**Exercise goal**
Copy each of these lines word for word.

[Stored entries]
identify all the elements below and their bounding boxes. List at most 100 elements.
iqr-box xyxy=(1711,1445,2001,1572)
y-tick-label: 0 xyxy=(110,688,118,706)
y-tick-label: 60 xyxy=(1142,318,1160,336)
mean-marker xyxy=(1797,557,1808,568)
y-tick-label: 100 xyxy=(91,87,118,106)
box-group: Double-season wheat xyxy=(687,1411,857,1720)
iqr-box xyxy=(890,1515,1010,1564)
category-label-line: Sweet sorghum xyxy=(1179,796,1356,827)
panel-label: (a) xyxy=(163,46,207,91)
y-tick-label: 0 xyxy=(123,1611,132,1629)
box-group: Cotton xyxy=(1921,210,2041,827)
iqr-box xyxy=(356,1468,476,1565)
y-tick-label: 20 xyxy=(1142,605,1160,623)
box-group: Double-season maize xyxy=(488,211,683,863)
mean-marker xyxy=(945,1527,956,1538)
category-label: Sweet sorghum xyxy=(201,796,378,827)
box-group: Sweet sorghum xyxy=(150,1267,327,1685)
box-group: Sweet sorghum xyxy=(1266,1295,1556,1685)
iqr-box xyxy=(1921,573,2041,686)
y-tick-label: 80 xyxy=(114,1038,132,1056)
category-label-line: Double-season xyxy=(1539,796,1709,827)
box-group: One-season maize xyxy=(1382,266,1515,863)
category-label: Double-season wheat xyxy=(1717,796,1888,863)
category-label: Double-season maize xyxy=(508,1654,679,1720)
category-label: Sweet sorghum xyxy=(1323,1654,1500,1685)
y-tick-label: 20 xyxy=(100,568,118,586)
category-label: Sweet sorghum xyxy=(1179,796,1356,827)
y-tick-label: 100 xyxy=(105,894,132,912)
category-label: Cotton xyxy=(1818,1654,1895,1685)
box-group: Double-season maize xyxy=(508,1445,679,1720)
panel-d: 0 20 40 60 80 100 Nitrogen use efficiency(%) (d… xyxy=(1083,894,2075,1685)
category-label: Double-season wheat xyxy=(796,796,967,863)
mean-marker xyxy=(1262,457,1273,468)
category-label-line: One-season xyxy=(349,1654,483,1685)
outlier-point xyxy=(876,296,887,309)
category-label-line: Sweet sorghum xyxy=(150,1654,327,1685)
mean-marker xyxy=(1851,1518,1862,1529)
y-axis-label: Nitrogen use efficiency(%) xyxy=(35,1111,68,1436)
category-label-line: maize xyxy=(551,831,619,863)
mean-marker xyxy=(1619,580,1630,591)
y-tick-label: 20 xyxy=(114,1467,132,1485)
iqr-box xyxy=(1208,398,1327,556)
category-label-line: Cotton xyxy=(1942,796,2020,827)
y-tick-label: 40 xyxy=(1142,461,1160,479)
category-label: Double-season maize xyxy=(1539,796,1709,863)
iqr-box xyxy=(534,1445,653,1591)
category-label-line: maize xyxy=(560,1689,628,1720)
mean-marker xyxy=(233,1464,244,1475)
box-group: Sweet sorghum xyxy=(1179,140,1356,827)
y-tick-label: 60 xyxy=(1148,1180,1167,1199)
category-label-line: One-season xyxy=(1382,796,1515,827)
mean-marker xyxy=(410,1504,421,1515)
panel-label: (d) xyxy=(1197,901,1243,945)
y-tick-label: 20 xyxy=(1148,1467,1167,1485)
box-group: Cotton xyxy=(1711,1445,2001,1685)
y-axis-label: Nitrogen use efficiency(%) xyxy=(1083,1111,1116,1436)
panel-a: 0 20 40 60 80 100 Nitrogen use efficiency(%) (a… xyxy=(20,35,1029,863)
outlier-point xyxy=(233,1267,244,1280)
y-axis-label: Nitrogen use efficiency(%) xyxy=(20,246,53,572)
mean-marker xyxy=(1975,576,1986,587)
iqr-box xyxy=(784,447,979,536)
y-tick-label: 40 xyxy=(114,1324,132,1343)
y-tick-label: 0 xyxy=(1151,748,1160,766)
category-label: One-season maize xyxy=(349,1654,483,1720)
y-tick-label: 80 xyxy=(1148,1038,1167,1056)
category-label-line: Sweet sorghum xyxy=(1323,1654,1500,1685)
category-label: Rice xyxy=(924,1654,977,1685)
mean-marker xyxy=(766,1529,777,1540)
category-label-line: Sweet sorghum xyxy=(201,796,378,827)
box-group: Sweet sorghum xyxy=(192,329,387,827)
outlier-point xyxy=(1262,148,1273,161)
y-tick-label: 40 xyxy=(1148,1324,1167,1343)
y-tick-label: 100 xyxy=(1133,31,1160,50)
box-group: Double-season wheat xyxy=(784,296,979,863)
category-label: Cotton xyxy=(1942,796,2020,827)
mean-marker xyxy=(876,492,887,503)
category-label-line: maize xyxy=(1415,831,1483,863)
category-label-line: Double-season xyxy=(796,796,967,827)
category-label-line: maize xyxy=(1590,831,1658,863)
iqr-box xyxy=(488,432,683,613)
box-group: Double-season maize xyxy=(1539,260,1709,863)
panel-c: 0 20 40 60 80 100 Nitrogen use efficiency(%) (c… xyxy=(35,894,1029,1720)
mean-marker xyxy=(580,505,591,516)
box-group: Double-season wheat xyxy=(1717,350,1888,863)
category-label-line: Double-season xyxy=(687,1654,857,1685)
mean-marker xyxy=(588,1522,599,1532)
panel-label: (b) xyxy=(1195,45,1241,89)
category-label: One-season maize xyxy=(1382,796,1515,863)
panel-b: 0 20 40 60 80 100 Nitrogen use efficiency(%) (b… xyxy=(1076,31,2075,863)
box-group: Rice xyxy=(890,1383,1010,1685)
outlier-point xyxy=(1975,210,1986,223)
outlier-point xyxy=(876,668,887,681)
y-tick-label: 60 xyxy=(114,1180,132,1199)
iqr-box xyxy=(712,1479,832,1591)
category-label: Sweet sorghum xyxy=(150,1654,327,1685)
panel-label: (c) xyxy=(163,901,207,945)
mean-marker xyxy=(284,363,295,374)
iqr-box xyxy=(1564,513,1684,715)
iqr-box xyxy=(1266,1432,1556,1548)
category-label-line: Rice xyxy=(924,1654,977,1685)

**Response for this exercise**
identify all the elements below and their bounding boxes. List at most 100 elements.
iqr-box xyxy=(1711,1445,2001,1572)
y-tick-label: 0 xyxy=(110,688,118,706)
y-tick-label: 60 xyxy=(1142,318,1160,336)
mean-marker xyxy=(1797,557,1808,568)
y-tick-label: 100 xyxy=(91,87,118,106)
box-group: Double-season wheat xyxy=(687,1411,857,1720)
iqr-box xyxy=(890,1515,1010,1564)
category-label-line: Sweet sorghum xyxy=(1179,796,1356,827)
panel-label: (a) xyxy=(163,46,207,91)
y-tick-label: 0 xyxy=(123,1611,132,1629)
box-group: Cotton xyxy=(1921,210,2041,827)
iqr-box xyxy=(356,1468,476,1565)
y-tick-label: 20 xyxy=(1142,605,1160,623)
box-group: Double-season maize xyxy=(488,211,683,863)
mean-marker xyxy=(945,1527,956,1538)
category-label: Sweet sorghum xyxy=(201,796,378,827)
box-group: Sweet sorghum xyxy=(150,1267,327,1685)
box-group: Sweet sorghum xyxy=(1266,1295,1556,1685)
iqr-box xyxy=(1921,573,2041,686)
y-tick-label: 80 xyxy=(114,1038,132,1056)
category-label-line: Double-season xyxy=(1539,796,1709,827)
box-group: One-season maize xyxy=(1382,266,1515,863)
category-label: Double-season wheat xyxy=(1717,796,1888,863)
category-label: Double-season maize xyxy=(508,1654,679,1720)
category-label: Sweet sorghum xyxy=(1323,1654,1500,1685)
y-tick-label: 20 xyxy=(100,568,118,586)
category-label: Sweet sorghum xyxy=(1179,796,1356,827)
y-tick-label: 100 xyxy=(105,894,132,912)
category-label: Cotton xyxy=(1818,1654,1895,1685)
box-group: Double-season maize xyxy=(508,1445,679,1720)
panel-d: 0 20 40 60 80 100 Nitrogen use efficiency(%) (d… xyxy=(1083,894,2075,1685)
category-label: Double-season wheat xyxy=(796,796,967,863)
mean-marker xyxy=(1262,457,1273,468)
category-label-line: One-season xyxy=(349,1654,483,1685)
outlier-point xyxy=(876,296,887,309)
category-label-line: Sweet sorghum xyxy=(150,1654,327,1685)
mean-marker xyxy=(1851,1518,1862,1529)
y-axis-label: Nitrogen use efficiency(%) xyxy=(35,1111,68,1436)
category-label-line: maize xyxy=(551,831,619,863)
mean-marker xyxy=(1619,580,1630,591)
y-tick-label: 20 xyxy=(114,1467,132,1485)
iqr-box xyxy=(1208,398,1327,556)
category-label-line: Cotton xyxy=(1942,796,2020,827)
y-tick-label: 40 xyxy=(1142,461,1160,479)
category-label: Double-season maize xyxy=(1539,796,1709,863)
iqr-box xyxy=(534,1445,653,1591)
category-label-line: maize xyxy=(560,1689,628,1720)
mean-marker xyxy=(233,1464,244,1475)
box-group: Sweet sorghum xyxy=(1179,140,1356,827)
y-tick-label: 60 xyxy=(1148,1180,1167,1199)
category-label-line: One-season xyxy=(1382,796,1515,827)
mean-marker xyxy=(410,1504,421,1515)
panel-label: (d) xyxy=(1197,901,1243,945)
y-tick-label: 20 xyxy=(1148,1467,1167,1485)
box-group: Cotton xyxy=(1711,1445,2001,1685)
y-axis-label: Nitrogen use efficiency(%) xyxy=(1083,1111,1116,1436)
panel-a: 0 20 40 60 80 100 Nitrogen use efficiency(%) (a… xyxy=(20,35,1029,863)
outlier-point xyxy=(233,1267,244,1280)
y-axis-label: Nitrogen use efficiency(%) xyxy=(20,246,53,572)
mean-marker xyxy=(1975,576,1986,587)
iqr-box xyxy=(784,447,979,536)
y-tick-label: 40 xyxy=(114,1324,132,1343)
y-tick-label: 0 xyxy=(1151,748,1160,766)
category-label: One-season maize xyxy=(349,1654,483,1720)
y-tick-label: 80 xyxy=(1148,1038,1167,1056)
category-label-line: Sweet sorghum xyxy=(1323,1654,1500,1685)
category-label: Rice xyxy=(924,1654,977,1685)
mean-marker xyxy=(766,1529,777,1540)
category-label-line: Sweet sorghum xyxy=(201,796,378,827)
box-group: Sweet sorghum xyxy=(192,329,387,827)
outlier-point xyxy=(1262,148,1273,161)
y-tick-label: 40 xyxy=(1148,1324,1167,1343)
y-tick-label: 100 xyxy=(1133,31,1160,50)
box-group: Double-season wheat xyxy=(784,296,979,863)
category-label: Cotton xyxy=(1942,796,2020,827)
mean-marker xyxy=(876,492,887,503)
category-label-line: maize xyxy=(1415,831,1483,863)
category-label-line: Double-season xyxy=(796,796,967,827)
category-label-line: maize xyxy=(1590,831,1658,863)
iqr-box xyxy=(488,432,683,613)
box-group: Double-season maize xyxy=(1539,260,1709,863)
panel-c: 0 20 40 60 80 100 Nitrogen use efficiency(%) (c… xyxy=(35,894,1029,1720)
mean-marker xyxy=(580,505,591,516)
box-group: Double-season wheat xyxy=(1717,350,1888,863)
category-label-line: Double-season xyxy=(687,1654,857,1685)
mean-marker xyxy=(588,1522,599,1532)
panel-label: (b) xyxy=(1195,45,1241,89)
category-label: One-season maize xyxy=(1382,796,1515,863)
panel-b: 0 20 40 60 80 100 Nitrogen use efficiency(%) (b… xyxy=(1076,31,2075,863)
box-group: Rice xyxy=(890,1383,1010,1685)
outlier-point xyxy=(1975,210,1986,223)
outlier-point xyxy=(876,668,887,681)
y-tick-label: 60 xyxy=(114,1180,132,1199)
iqr-box xyxy=(712,1479,832,1591)
category-label: Sweet sorghum xyxy=(150,1654,327,1685)
panel-label: (c) xyxy=(163,901,207,945)
mean-marker xyxy=(284,363,295,374)
iqr-box xyxy=(1564,513,1684,715)
iqr-box xyxy=(1266,1432,1556,1548)
category-label-line: Rice xyxy=(924,1654,977,1685)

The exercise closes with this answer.